Set exercise:
Please give the data below again in full, exactly as it stands.
··· Data shown
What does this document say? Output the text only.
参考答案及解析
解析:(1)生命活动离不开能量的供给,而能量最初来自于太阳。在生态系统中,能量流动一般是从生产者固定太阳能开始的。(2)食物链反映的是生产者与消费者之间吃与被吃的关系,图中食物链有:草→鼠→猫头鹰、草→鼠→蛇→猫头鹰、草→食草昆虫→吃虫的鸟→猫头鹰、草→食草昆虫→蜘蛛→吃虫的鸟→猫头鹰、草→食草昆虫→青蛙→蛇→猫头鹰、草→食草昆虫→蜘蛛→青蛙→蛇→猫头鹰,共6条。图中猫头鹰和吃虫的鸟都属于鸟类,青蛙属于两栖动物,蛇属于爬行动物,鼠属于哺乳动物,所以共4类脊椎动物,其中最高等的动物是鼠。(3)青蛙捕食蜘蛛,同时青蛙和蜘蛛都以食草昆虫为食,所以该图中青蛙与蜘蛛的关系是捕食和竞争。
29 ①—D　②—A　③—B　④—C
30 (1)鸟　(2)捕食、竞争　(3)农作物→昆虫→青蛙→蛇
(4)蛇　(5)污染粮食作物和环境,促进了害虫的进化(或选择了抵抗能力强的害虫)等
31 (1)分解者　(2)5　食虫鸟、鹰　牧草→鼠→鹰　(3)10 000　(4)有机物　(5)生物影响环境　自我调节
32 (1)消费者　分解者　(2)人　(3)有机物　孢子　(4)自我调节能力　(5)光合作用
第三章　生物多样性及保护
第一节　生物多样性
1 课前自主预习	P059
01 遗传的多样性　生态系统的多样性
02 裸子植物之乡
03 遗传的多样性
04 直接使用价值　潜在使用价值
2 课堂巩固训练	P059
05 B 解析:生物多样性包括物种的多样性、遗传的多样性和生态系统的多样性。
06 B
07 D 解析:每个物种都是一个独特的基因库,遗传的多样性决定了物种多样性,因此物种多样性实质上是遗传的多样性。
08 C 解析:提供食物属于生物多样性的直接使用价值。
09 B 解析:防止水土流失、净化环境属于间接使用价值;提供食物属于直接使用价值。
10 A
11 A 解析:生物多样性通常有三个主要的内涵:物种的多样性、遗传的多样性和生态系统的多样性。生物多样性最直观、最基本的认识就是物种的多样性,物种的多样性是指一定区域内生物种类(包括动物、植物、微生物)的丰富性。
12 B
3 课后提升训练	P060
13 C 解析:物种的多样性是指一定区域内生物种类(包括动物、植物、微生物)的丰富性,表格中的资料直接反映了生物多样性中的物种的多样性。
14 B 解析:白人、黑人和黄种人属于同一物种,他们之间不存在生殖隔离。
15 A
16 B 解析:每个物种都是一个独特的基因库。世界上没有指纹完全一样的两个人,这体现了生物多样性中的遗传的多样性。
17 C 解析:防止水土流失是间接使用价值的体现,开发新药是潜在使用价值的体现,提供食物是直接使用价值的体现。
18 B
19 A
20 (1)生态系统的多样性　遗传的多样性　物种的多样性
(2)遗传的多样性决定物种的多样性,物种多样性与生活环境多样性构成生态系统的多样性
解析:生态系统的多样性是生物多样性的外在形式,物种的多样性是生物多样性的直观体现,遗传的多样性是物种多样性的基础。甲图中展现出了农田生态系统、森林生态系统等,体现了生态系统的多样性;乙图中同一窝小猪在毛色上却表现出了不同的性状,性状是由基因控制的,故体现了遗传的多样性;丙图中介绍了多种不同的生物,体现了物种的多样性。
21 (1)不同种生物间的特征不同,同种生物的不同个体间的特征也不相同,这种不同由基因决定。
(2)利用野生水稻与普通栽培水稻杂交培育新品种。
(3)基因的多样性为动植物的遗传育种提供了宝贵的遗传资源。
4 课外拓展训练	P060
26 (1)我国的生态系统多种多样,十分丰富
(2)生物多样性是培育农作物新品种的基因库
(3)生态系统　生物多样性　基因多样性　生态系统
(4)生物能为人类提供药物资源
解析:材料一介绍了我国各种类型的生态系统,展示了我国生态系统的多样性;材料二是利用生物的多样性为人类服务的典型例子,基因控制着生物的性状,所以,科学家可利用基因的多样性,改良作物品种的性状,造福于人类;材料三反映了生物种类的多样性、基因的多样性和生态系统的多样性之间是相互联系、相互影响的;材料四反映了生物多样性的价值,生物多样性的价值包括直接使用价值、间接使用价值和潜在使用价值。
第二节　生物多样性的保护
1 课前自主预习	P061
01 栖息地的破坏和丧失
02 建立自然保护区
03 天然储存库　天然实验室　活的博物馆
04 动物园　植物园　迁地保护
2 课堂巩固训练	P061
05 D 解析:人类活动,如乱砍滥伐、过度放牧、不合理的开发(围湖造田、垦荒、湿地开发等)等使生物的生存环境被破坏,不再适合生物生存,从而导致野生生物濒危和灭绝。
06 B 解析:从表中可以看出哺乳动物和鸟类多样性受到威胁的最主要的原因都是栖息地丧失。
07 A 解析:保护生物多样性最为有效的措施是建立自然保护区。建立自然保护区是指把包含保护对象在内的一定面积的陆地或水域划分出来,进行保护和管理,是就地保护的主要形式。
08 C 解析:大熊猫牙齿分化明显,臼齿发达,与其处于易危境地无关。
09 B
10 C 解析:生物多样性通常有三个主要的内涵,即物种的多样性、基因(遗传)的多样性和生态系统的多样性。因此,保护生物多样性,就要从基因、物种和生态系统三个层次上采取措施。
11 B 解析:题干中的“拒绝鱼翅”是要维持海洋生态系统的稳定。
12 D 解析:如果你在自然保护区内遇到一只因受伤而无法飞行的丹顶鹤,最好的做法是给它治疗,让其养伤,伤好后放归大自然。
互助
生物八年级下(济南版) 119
······
Worked answer:
What does this document say? Output the text only.
参考答案及解析
解析:(1)生命活动离不开能量的供给,而能量最初来自于太阳。在生态系统中,能量流动一般是从生产者固定太阳能开始的。(2)食物链反映的是生产者与消费者之间吃与被吃的关系,图中食物链有:草→鼠→猫头鹰、草→鼠→蛇→猫头鹰、草→食草昆虫→吃虫的鸟→猫头鹰、草→食草昆虫→蜘蛛→吃虫的鸟→猫头鹰、草→食草昆虫→青蛙→蛇→猫头鹰、草→食草昆虫→蜘蛛→青蛙→蛇→猫头鹰,共6条。图中猫头鹰和吃虫的鸟都属于鸟类,青蛙属于两栖动物,蛇属于爬行动物,鼠属于哺乳动物,所以共4类脊椎动物,其中最高等的动物是鼠。(3)青蛙捕食蜘蛛,同时青蛙和蜘蛛都以食草昆虫为食,所以该图中青蛙与蜘蛛的关系是捕食和竞争。
29 ①—D　②—A　③—B　④—C
30 (1)鸟　(2)捕食、竞争　(3)农作物→昆虫→青蛙→蛇
(4)蛇　(5)污染粮食作物和环境,促进了害虫的进化(或选择了抵抗能力强的害虫)等
31 (1)分解者　(2)5　食虫鸟、鹰　牧草→鼠→鹰　(3)10 000　(4)有机物　(5)生物影响环境　自我调节
32 (1)消费者　分解者　(2)人　(3)有机物　孢子　(4)自我调节能力　(5)光合作用
第三章　生物多样性及保护
第一节　生物多样性
1 课前自主预习	P059
01 遗传的多样性　生态系统的多样性
02 裸子植物之乡
03 遗传的多样性
04 直接使用价值　潜在使用价值
2 课堂巩固训练	P059
05 B 解析:生物多样性包括物种的多样性、遗传的多样性和生态系统的多样性。
06 B
07 D 解析:每个物种都是一个独特的基因库,遗传的多样性决定了物种多样性,因此物种多样性实质上是遗传的多样性。
08 C 解析:提供食物属于生物多样性的直接使用价值。
09 B 解析:防止水土流失、净化环境属于间接使用价值;提供食物属于直接使用价值。
10 A
11 A 解析:生物多样性通常有三个主要的内涵:物种的多样性、遗传的多样性和生态系统的多样性。生物多样性最直观、最基本的认识就是物种的多样性,物种的多样性是指一定区域内生物种类(包括动物、植物、微生物)的丰富性。
12 B
3 课后提升训练	P060
13 C 解析:物种的多样性是指一定区域内生物种类(包括动物、植物、微生物)的丰富性,表格中的资料直接反映了生物多样性中的物种的多样性。
14 B 解析:白人、黑人和黄种人属于同一物种,他们之间不存在生殖隔离。
15 A
16 B 解析:每个物种都是一个独特的基因库。世界上没有指纹完全一样的两个人,这体现了生物多样性中的遗传的多样性。
17 C 解析:防止水土流失是间接使用价值的体现,开发新药是潜在使用价值的体现,提供食物是直接使用价值的体现。
18 B
19 A
20 (1)生态系统的多样性　遗传的多样性　物种的多样性
(2)遗传的多样性决定物种的多样性,物种多样性与生活环境多样性构成生态系统的多样性
解析:生态系统的多样性是生物多样性的外在形式,物种的多样性是生物多样性的直观体现,遗传的多样性是物种多样性的基础。甲图中展现出了农田生态系统、森林生态系统等,体现了生态系统的多样性;乙图中同一窝小猪在毛色上却表现出了不同的性状,性状是由基因控制的,故体现了遗传的多样性;丙图中介绍了多种不同的生物,体现了物种的多样性。
21 (1)不同种生物间的特征不同,同种生物的不同个体间的特征也不相同,这种不同由基因决定。
(2)利用野生水稻与普通栽培水稻杂交培育新品种。
(3)基因的多样性为动植物的遗传育种提供了宝贵的遗传资源。
4 课外拓展训练	P060
26 (1)我国的生态系统多种多样,十分丰富
(2)生物多样性是培育农作物新品种的基因库
(3)生态系统　生物多样性　基因多样性　生态系统
(4)生物能为人类提供药物资源
解析:材料一介绍了我国各种类型的生态系统,展示了我国生态系统的多样性;材料二是利用生物的多样性为人类服务的典型例子,基因控制着生物的性状,所以,科学家可利用基因的多样性,改良作物品种的性状,造福于人类;材料三反映了生物种类的多样性、基因的多样性和生态系统的多样性之间是相互联系、相互影响的;材料四反映了生物多样性的价值,生物多样性的价值包括直接使用价值、间接使用价值和潜在使用价值。
第二节　生物多样性的保护
1 课前自主预习	P061
01 栖息地的破坏和丧失
02 建立自然保护区
03 天然储存库　天然实验室　活的博物馆
04 动物园　植物园　迁地保护
2 课堂巩固训练	P061
05 D 解析:人类活动,如乱砍滥伐、过度放牧、不合理的开发(围湖造田、垦荒、湿地开发等)等使生物的生存环境被破坏,不再适合生物生存,从而导致野生生物濒危和灭绝。
06 B 解析:从表中可以看出哺乳动物和鸟类多样性受到威胁的最主要的原因都是栖息地丧失。
07 A 解析:保护生物多样性最为有效的措施是建立自然保护区。建立自然保护区是指把包含保护对象在内的一定面积的陆地或水域划分出来,进行保护和管理,是就地保护的主要形式。
08 C 解析:大熊猫牙齿分化明显,臼齿发达,与其处于易危境地无关。
09 B
10 C 解析:生物多样性通常有三个主要的内涵,即物种的多样性、基因(遗传)的多样性和生态系统的多样性。因此,保护生物多样性,就要从基因、物种和生态系统三个层次上采取措施。
11 B 解析:题干中的“拒绝鱼翅”是要维持海洋生态系统的稳定。
12 D 解析:如果你在自然保护区内遇到一只因受伤而无法飞行的丹顶鹤,最好的做法是给它治疗,让其养伤,伤好后放归大自然。
互助
生物八年级下(济南版) 119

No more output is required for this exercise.